(begin)
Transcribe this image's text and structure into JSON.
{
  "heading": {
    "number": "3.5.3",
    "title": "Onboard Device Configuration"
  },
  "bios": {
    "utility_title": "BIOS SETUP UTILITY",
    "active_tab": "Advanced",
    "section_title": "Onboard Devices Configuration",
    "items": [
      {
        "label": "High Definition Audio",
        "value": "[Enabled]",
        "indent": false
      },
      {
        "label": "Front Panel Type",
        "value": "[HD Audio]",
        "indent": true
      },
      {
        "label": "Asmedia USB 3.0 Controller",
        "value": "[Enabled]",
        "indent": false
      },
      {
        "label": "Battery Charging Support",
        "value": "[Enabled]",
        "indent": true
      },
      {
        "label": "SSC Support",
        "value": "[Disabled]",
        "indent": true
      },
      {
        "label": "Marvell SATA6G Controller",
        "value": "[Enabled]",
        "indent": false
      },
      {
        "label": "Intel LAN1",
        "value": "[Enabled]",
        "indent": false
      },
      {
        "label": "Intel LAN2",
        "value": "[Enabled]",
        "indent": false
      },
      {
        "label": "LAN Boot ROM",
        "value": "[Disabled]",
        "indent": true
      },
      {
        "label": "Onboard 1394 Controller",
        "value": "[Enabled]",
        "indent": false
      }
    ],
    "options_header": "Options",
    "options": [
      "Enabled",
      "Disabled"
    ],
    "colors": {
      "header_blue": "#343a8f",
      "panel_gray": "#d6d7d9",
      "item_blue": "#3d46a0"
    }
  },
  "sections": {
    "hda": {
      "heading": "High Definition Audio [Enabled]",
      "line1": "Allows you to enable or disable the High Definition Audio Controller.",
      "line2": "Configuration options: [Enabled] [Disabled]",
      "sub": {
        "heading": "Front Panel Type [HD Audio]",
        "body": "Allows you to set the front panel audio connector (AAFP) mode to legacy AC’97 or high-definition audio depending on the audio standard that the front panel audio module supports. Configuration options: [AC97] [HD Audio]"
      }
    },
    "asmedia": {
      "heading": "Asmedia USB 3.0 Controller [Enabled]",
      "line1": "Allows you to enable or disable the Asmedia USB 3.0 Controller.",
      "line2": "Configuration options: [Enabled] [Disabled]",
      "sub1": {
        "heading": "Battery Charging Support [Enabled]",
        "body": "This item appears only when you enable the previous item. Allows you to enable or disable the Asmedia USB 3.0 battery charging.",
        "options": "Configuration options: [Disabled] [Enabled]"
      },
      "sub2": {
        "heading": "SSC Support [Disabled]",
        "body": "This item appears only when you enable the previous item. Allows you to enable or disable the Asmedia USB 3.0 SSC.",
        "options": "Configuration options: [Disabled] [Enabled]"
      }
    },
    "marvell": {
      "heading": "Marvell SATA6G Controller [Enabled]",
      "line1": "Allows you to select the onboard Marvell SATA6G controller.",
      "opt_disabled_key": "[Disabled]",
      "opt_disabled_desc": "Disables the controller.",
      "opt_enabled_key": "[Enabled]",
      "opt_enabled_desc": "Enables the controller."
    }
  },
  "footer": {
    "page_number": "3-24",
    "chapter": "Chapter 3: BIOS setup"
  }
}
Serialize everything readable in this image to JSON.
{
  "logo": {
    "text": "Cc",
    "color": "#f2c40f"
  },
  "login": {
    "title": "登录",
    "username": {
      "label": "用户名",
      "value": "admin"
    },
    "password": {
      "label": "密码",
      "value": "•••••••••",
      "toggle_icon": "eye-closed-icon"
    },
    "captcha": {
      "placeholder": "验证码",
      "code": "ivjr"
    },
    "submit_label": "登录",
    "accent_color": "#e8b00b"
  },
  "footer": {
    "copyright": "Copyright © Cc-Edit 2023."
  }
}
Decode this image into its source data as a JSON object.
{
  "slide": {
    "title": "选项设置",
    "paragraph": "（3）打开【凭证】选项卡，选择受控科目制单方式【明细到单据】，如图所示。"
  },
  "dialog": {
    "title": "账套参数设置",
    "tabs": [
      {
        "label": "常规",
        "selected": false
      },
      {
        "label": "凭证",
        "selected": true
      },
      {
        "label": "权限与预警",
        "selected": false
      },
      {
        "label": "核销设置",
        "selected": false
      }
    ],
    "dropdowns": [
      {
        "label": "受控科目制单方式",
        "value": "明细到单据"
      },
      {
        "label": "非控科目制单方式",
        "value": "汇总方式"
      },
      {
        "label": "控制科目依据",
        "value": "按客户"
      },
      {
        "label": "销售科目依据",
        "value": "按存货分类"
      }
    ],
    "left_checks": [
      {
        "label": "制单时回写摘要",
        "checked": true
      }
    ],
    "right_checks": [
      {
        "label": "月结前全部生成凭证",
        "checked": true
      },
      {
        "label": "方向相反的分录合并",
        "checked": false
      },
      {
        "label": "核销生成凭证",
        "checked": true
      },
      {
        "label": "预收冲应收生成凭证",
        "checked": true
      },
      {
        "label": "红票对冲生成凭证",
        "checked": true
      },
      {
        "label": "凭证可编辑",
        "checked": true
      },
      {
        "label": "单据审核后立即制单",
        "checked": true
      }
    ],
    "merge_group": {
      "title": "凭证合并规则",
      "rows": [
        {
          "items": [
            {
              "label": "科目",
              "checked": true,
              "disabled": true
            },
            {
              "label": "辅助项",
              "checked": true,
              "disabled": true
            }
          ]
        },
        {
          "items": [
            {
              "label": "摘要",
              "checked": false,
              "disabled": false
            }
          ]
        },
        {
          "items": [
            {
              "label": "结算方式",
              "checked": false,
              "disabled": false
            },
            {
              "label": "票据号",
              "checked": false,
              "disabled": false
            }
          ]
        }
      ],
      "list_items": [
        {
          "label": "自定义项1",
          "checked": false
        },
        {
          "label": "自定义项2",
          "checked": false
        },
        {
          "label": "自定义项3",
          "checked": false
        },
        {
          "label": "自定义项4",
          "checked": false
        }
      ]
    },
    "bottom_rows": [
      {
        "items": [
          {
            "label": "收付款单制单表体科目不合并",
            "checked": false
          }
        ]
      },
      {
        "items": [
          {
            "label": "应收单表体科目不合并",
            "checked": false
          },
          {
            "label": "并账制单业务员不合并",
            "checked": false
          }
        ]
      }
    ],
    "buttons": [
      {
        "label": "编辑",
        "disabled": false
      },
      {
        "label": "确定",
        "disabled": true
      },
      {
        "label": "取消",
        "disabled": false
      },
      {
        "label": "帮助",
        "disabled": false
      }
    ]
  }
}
(end)
Instructions for the task
Each entry above needs to be retyped exactly.

Complete output
Transcribe this image's text and structure into JSON.
{
  "heading": {
    "number": "3.5.3",
    "title": "Onboard Device Configuration"
  },
  "bios": {
    "utility_title": "BIOS SETUP UTILITY",
    "active_tab": "Advanced",
    "section_title": "Onboard Devices Configuration",
    "items": [
      {
        "label": "High Definition Audio",
        "value": "[Enabled]",
        "indent": false
      },
      {
        "label": "Front Panel Type",
        "value": "[HD Audio]",
        "indent": true
      },
      {
        "label": "Asmedia USB 3.0 Controller",
        "value": "[Enabled]",
        "indent": false
      },
      {
        "label": "Battery Charging Support",
        "value": "[Enabled]",
        "indent": true
      },
      {
        "label": "SSC Support",
        "value": "[Disabled]",
        "indent": true
      },
      {
        "label": "Marvell SATA6G Controller",
        "value": "[Enabled]",
        "indent": false
      },
      {
        "label": "Intel LAN1",
        "value": "[Enabled]",
        "indent": false
      },
      {
        "label": "Intel LAN2",
        "value": "[Enabled]",
        "indent": false
      },
      {
        "label": "LAN Boot ROM",
        "value": "[Disabled]",
        "indent": true
      },
      {
        "label": "Onboard 1394 Controller",
        "value": "[Enabled]",
        "indent": false
      }
    ],
    "options_header": "Options",
    "options": [
      "Enabled",
      "Disabled"
    ],
    "colors": {
      "header_blue": "#343a8f",
      "panel_gray": "#d6d7d9",
      "item_blue": "#3d46a0"
    }
  },
  "sections": {
    "hda": {
      "heading": "High Definition Audio [Enabled]",
      "line1": "Allows you to enable or disable the High Definition Audio Controller.",
      "line2": "Configuration options: [Enabled] [Disabled]",
      "sub": {
        "heading": "Front Panel Type [HD Audio]",
        "body": "Allows you to set the front panel audio connector (AAFP) mode to legacy AC’97 or high-definition audio depending on the audio standard that the front panel audio module supports. Configuration options: [AC97] [HD Audio]"
      }
    },
    "asmedia": {
      "heading": "Asmedia USB 3.0 Controller [Enabled]",
      "line1": "Allows you to enable or disable the Asmedia USB 3.0 Controller.",
      "line2": "Configuration options: [Enabled] [Disabled]",
      "sub1": {
        "heading": "Battery Charging Support [Enabled]",
        "body": "This item appears only when you enable the previous item. Allows you to enable or disable the Asmedia USB 3.0 battery charging.",
        "options": "Configuration options: [Disabled] [Enabled]"
      },
      "sub2": {
        "heading": "SSC Support [Disabled]",
        "body": "This item appears only when you enable the previous item. Allows you to enable or disable the Asmedia USB 3.0 SSC.",
        "options": "Configuration options: [Disabled] [Enabled]"
      }
    },
    "marvell": {
      "heading": "Marvell SATA6G Controller [Enabled]",
      "line1": "Allows you to select the onboard Marvell SATA6G controller.",
      "opt_disabled_key": "[Disabled]",
      "opt_disabled_desc": "Disables the controller.",
      "opt_enabled_key": "[Enabled]",
      "opt_enabled_desc": "Enables the controller."
    }
  },
  "footer": {
    "page_number": "3-24",
    "chapter": "Chapter 3: BIOS setup"
  }
}
Serialize everything readable in this image to JSON.
{
  "logo": {
    "text": "Cc",
    "color": "#f2c40f"
  },
  "login": {
    "title": "登录",
    "username": {
      "label": "用户名",
      "value": "admin"
    },
    "password": {
      "label": "密码",
      "value": "•••••••••",
      "toggle_icon": "eye-closed-icon"
    },
    "captcha": {
      "placeholder": "验证码",
      "code": "ivjr"
    },
    "submit_label": "登录",
    "accent_color": "#e8b00b"
  },
  "footer": {
    "copyright": "Copyright © Cc-Edit 2023."
  }
}
Decode this image into its source data as a JSON object.
{
  "slide": {
    "title": "选项设置",
    "paragraph": "（3）打开【凭证】选项卡，选择受控科目制单方式【明细到单据】，如图所示。"
  },
  "dialog": {
    "title": "账套参数设置",
    "tabs": [
      {
        "label": "常规",
        "selected": false
      },
      {
        "label": "凭证",
        "selected": true
      },
      {
        "label": "权限与预警",
        "selected": false
      },
      {
        "label": "核销设置",
        "selected": false
      }
    ],
    "dropdowns": [
      {
        "label": "受控科目制单方式",
        "value": "明细到单据"
      },
      {
        "label": "非控科目制单方式",
        "value": "汇总方式"
      },
      {
        "label": "控制科目依据",
        "value": "按客户"
      },
      {
        "label": "销售科目依据",
        "value": "按存货分类"
      }
    ],
    "left_checks": [
      {
        "label": "制单时回写摘要",
        "checked": true
      }
    ],
    "right_checks": [
      {
        "label": "月结前全部生成凭证",
        "checked": true
      },
      {
        "label": "方向相反的分录合并",
        "checked": false
      },
      {
        "label": "核销生成凭证",
        "checked": true
      },
      {
        "label": "预收冲应收生成凭证",
        "checked": true
      },
      {
        "label": "红票对冲生成凭证",
        "checked": true
      },
      {
        "label": "凭证可编辑",
        "checked": true
      },
      {
        "label": "单据审核后立即制单",
        "checked": true
      }
    ],
    "merge_group": {
      "title": "凭证合并规则",
      "rows": [
        {
          "items": [
            {
              "label": "科目",
              "checked": true,
              "disabled": true
            },
            {
              "label": "辅助项",
              "checked": true,
              "disabled": true
            }
          ]
        },
        {
          "items": [
            {
              "label": "摘要",
              "checked": false,
              "disabled": false
            }
          ]
        },
        {
          "items": [
            {
              "label": "结算方式",
              "checked": false,
              "disabled": false
            },
            {
              "label": "票据号",
              "checked": false,
              "disabled": false
            }
          ]
        }
      ],
      "list_items": [
        {
          "label": "自定义项1",
          "checked": false
        },
        {
          "label": "自定义项2",
          "checked": false
        },
        {
          "label": "自定义项3",
          "checked": false
        },
        {
          "label": "自定义项4",
          "checked": false
        }
      ]
    },
    "bottom_rows": [
      {
        "items": [
          {
            "label": "收付款单制单表体科目不合并",
            "checked": false
          }
        ]
      },
      {
        "items": [
          {
            "label": "应收单表体科目不合并",
            "checked": false
          },
          {
            "label": "并账制单业务员不合并",
            "checked": false
          }
        ]
      }
    ],
    "buttons": [
      {
        "label": "编辑",
        "disabled": false
      },
      {
        "label": "确定",
        "disabled": true
      },
      {
        "label": "取消",
        "disabled": false
      },
      {
        "label": "帮助",
        "disabled": false
      }
    ]
  }
}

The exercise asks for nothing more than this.